▸ **SET TASK**: Every line that contains the word "name" should be copied.

begin EXTRACTED MATERIAL

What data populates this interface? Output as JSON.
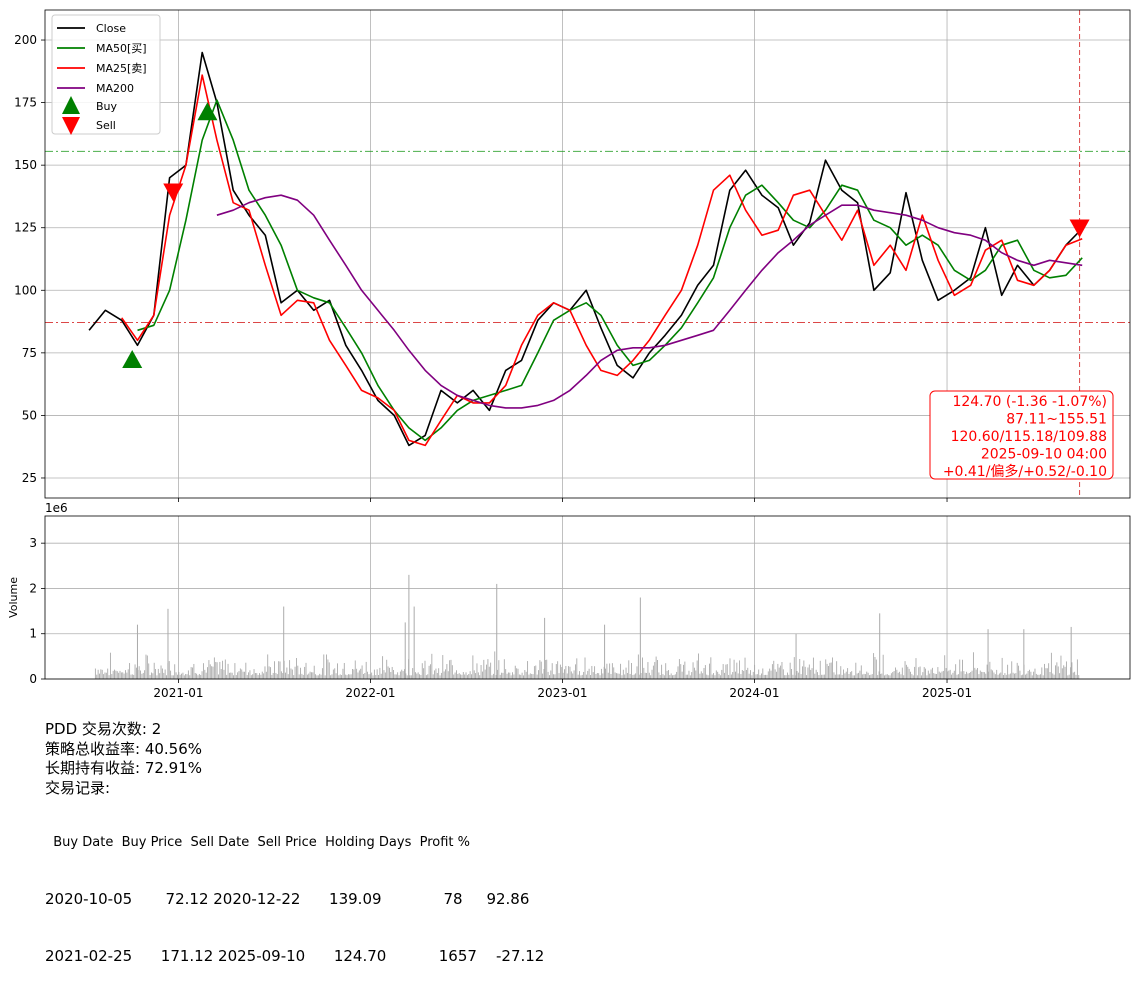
{
  "chart_data": [
    {
      "type": "line",
      "title": "",
      "ylim": [
        17,
        212
      ],
      "yticks": [
        25,
        50,
        75,
        100,
        125,
        150,
        175,
        200
      ],
      "xticks": [
        "2021-01",
        "2022-01",
        "2023-01",
        "2024-01",
        "2025-01"
      ],
      "grid": true,
      "legend_placement": "top-left",
      "legend": [
        "Close",
        "MA50[买]",
        "MA25[卖]",
        "MA200",
        "Buy",
        "Sell"
      ],
      "series": [
        {
          "name": "Close",
          "color": "#000000",
          "x": [
            "2020-07",
            "2020-08",
            "2020-09",
            "2020-10",
            "2020-11",
            "2020-12",
            "2021-01",
            "2021-02",
            "2021-03",
            "2021-04",
            "2021-05",
            "2021-06",
            "2021-07",
            "2021-08",
            "2021-09",
            "2021-10",
            "2021-11",
            "2021-12",
            "2022-01",
            "2022-02",
            "2022-03",
            "2022-04",
            "2022-05",
            "2022-06",
            "2022-07",
            "2022-08",
            "2022-09",
            "2022-10",
            "2022-11",
            "2022-12",
            "2023-01",
            "2023-02",
            "2023-03",
            "2023-04",
            "2023-05",
            "2023-06",
            "2023-07",
            "2023-08",
            "2023-09",
            "2023-10",
            "2023-11",
            "2023-12",
            "2024-01",
            "2024-02",
            "2024-03",
            "2024-04",
            "2024-05",
            "2024-06",
            "2024-07",
            "2024-08",
            "2024-09",
            "2024-10",
            "2024-11",
            "2024-12",
            "2025-01",
            "2025-02",
            "2025-03",
            "2025-04",
            "2025-05",
            "2025-06",
            "2025-07",
            "2025-08",
            "2025-09"
          ],
          "values": [
            84,
            92,
            88,
            78,
            90,
            145,
            150,
            195,
            175,
            140,
            130,
            122,
            95,
            100,
            92,
            96,
            78,
            68,
            56,
            50,
            38,
            42,
            60,
            55,
            60,
            52,
            68,
            72,
            88,
            95,
            92,
            100,
            85,
            70,
            65,
            75,
            82,
            90,
            102,
            110,
            140,
            148,
            138,
            133,
            118,
            127,
            152,
            140,
            135,
            100,
            107,
            139,
            112,
            96,
            100,
            105,
            125,
            98,
            110,
            102,
            108,
            118,
            124.7
          ]
        },
        {
          "name": "MA50[买]",
          "color": "#008000",
          "x": [
            "2020-10",
            "2020-11",
            "2020-12",
            "2021-01",
            "2021-02",
            "2021-03",
            "2021-04",
            "2021-05",
            "2021-06",
            "2021-07",
            "2021-08",
            "2021-09",
            "2021-10",
            "2021-11",
            "2021-12",
            "2022-01",
            "2022-02",
            "2022-03",
            "2022-04",
            "2022-05",
            "2022-06",
            "2022-07",
            "2022-08",
            "2022-09",
            "2022-10",
            "2022-11",
            "2022-12",
            "2023-01",
            "2023-02",
            "2023-03",
            "2023-04",
            "2023-05",
            "2023-06",
            "2023-07",
            "2023-08",
            "2023-09",
            "2023-10",
            "2023-11",
            "2023-12",
            "2024-01",
            "2024-02",
            "2024-03",
            "2024-04",
            "2024-05",
            "2024-06",
            "2024-07",
            "2024-08",
            "2024-09",
            "2024-10",
            "2024-11",
            "2024-12",
            "2025-01",
            "2025-02",
            "2025-03",
            "2025-04",
            "2025-05",
            "2025-06",
            "2025-07",
            "2025-08",
            "2025-09"
          ],
          "values": [
            84,
            86,
            100,
            128,
            160,
            176,
            160,
            140,
            130,
            118,
            100,
            97,
            95,
            85,
            75,
            62,
            52,
            45,
            40,
            45,
            52,
            56,
            58,
            60,
            62,
            75,
            88,
            92,
            95,
            90,
            78,
            70,
            72,
            78,
            85,
            95,
            105,
            125,
            138,
            142,
            135,
            128,
            125,
            132,
            142,
            140,
            128,
            125,
            118,
            122,
            118,
            108,
            104,
            108,
            118,
            120,
            108,
            105,
            106,
            113
          ]
        },
        {
          "name": "MA25[卖]",
          "color": "#ff0000",
          "x": [
            "2020-09",
            "2020-10",
            "2020-11",
            "2020-12",
            "2021-01",
            "2021-02",
            "2021-03",
            "2021-04",
            "2021-05",
            "2021-06",
            "2021-07",
            "2021-08",
            "2021-09",
            "2021-10",
            "2021-11",
            "2021-12",
            "2022-01",
            "2022-02",
            "2022-03",
            "2022-04",
            "2022-05",
            "2022-06",
            "2022-07",
            "2022-08",
            "2022-09",
            "2022-10",
            "2022-11",
            "2022-12",
            "2023-01",
            "2023-02",
            "2023-03",
            "2023-04",
            "2023-05",
            "2023-06",
            "2023-07",
            "2023-08",
            "2023-09",
            "2023-10",
            "2023-11",
            "2023-12",
            "2024-01",
            "2024-02",
            "2024-03",
            "2024-04",
            "2024-05",
            "2024-06",
            "2024-07",
            "2024-08",
            "2024-09",
            "2024-10",
            "2024-11",
            "2024-12",
            "2025-01",
            "2025-02",
            "2025-03",
            "2025-04",
            "2025-05",
            "2025-06",
            "2025-07",
            "2025-08",
            "2025-09"
          ],
          "values": [
            89,
            80,
            90,
            130,
            150,
            186,
            160,
            135,
            132,
            110,
            90,
            96,
            95,
            80,
            70,
            60,
            57,
            52,
            40,
            38,
            48,
            58,
            55,
            55,
            62,
            78,
            90,
            95,
            92,
            78,
            68,
            66,
            72,
            80,
            90,
            100,
            118,
            140,
            146,
            132,
            122,
            124,
            138,
            140,
            130,
            120,
            132,
            110,
            118,
            108,
            130,
            112,
            98,
            102,
            116,
            120,
            104,
            102,
            108,
            118,
            120.6
          ]
        },
        {
          "name": "MA200",
          "color": "#800080",
          "x": [
            "2021-03",
            "2021-04",
            "2021-05",
            "2021-06",
            "2021-07",
            "2021-08",
            "2021-09",
            "2021-10",
            "2021-11",
            "2021-12",
            "2022-01",
            "2022-02",
            "2022-03",
            "2022-04",
            "2022-05",
            "2022-06",
            "2022-07",
            "2022-08",
            "2022-09",
            "2022-10",
            "2022-11",
            "2022-12",
            "2023-01",
            "2023-02",
            "2023-03",
            "2023-04",
            "2023-05",
            "2023-06",
            "2023-07",
            "2023-08",
            "2023-09",
            "2023-10",
            "2023-11",
            "2023-12",
            "2024-01",
            "2024-02",
            "2024-03",
            "2024-04",
            "2024-05",
            "2024-06",
            "2024-07",
            "2024-08",
            "2024-09",
            "2024-10",
            "2024-11",
            "2024-12",
            "2025-01",
            "2025-02",
            "2025-03",
            "2025-04",
            "2025-05",
            "2025-06",
            "2025-07",
            "2025-08",
            "2025-09"
          ],
          "values": [
            130,
            132,
            135,
            137,
            138,
            136,
            130,
            120,
            110,
            100,
            92,
            84,
            76,
            68,
            62,
            58,
            56,
            54,
            53,
            53,
            54,
            56,
            60,
            66,
            72,
            76,
            77,
            77,
            78,
            80,
            82,
            84,
            92,
            100,
            108,
            115,
            120,
            126,
            130,
            134,
            134,
            132,
            131,
            130,
            128,
            125,
            123,
            122,
            120,
            115,
            112,
            110,
            112,
            111,
            110
          ]
        }
      ],
      "hlines": [
        {
          "value": 155.51,
          "color": "#2ca02c",
          "style": "dashdot"
        },
        {
          "value": 87.11,
          "color": "#d62728",
          "style": "dashdot"
        }
      ],
      "vline": {
        "x": "2025-09-10",
        "color": "#d62728",
        "style": "dashed"
      },
      "markers": [
        {
          "type": "Buy",
          "x": "2020-10-05",
          "y": 72.12,
          "color": "#008000"
        },
        {
          "type": "Buy",
          "x": "2021-02-25",
          "y": 171.12,
          "color": "#008000"
        },
        {
          "type": "Sell",
          "x": "2020-12-22",
          "y": 139.09,
          "color": "#ff0000"
        },
        {
          "type": "Sell",
          "x": "2025-09-10",
          "y": 124.7,
          "color": "#ff0000"
        }
      ],
      "annotation": {
        "lines": [
          "124.70 (-1.36 -1.07%)",
          "87.11~155.51",
          "120.60/115.18/109.88",
          "2025-09-10 04:00",
          "+0.41/偏多/+0.52/-0.10"
        ],
        "color": "#ff0000"
      }
    },
    {
      "type": "bar",
      "ylabel": "Volume",
      "offset_label": "1e6",
      "ylim": [
        0,
        3.6
      ],
      "yticks": [
        0,
        1,
        2,
        3
      ],
      "xticks": [
        "2021-01",
        "2022-01",
        "2023-01",
        "2024-01",
        "2025-01"
      ],
      "color": "#aaaaaa",
      "spikes_millions": [
        {
          "x": "2020-10-15",
          "value": 1.2
        },
        {
          "x": "2020-12-12",
          "value": 1.55
        },
        {
          "x": "2021-07-20",
          "value": 1.6
        },
        {
          "x": "2022-03-08",
          "value": 1.25
        },
        {
          "x": "2022-03-15",
          "value": 2.3
        },
        {
          "x": "2022-03-25",
          "value": 1.6
        },
        {
          "x": "2022-08-29",
          "value": 2.1
        },
        {
          "x": "2022-11-28",
          "value": 1.35
        },
        {
          "x": "2023-03-22",
          "value": 1.2
        },
        {
          "x": "2023-05-29",
          "value": 1.8
        },
        {
          "x": "2024-03-20",
          "value": 1.0
        },
        {
          "x": "2024-08-26",
          "value": 1.45
        },
        {
          "x": "2025-03-20",
          "value": 1.1
        },
        {
          "x": "2025-05-27",
          "value": 1.1
        },
        {
          "x": "2025-08-25",
          "value": 1.15
        }
      ]
    }
  ],
  "summary": {
    "title": "PDD 交易次数: 2",
    "strategy_return": "策略总收益率: 40.56%",
    "buy_hold_return": "长期持有收益: 72.91%",
    "records_label": "交易记录:",
    "table_header": "  Buy Date  Buy Price  Sell Date  Sell Price  Holding Days  Profit %",
    "rows": [
      "2020-10-05       72.12 2020-12-22      139.09             78     92.86",
      "2021-02-25      171.12 2025-09-10      124.70           1657    -27.12"
    ]
  }
}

end EXTRACTED MATERIAL

▸ **CORRECT OUTPUT**:
          "name": "Close",
          "name": "MA50[买]",
          "name": "MA25[卖]",
          "name": "MA200",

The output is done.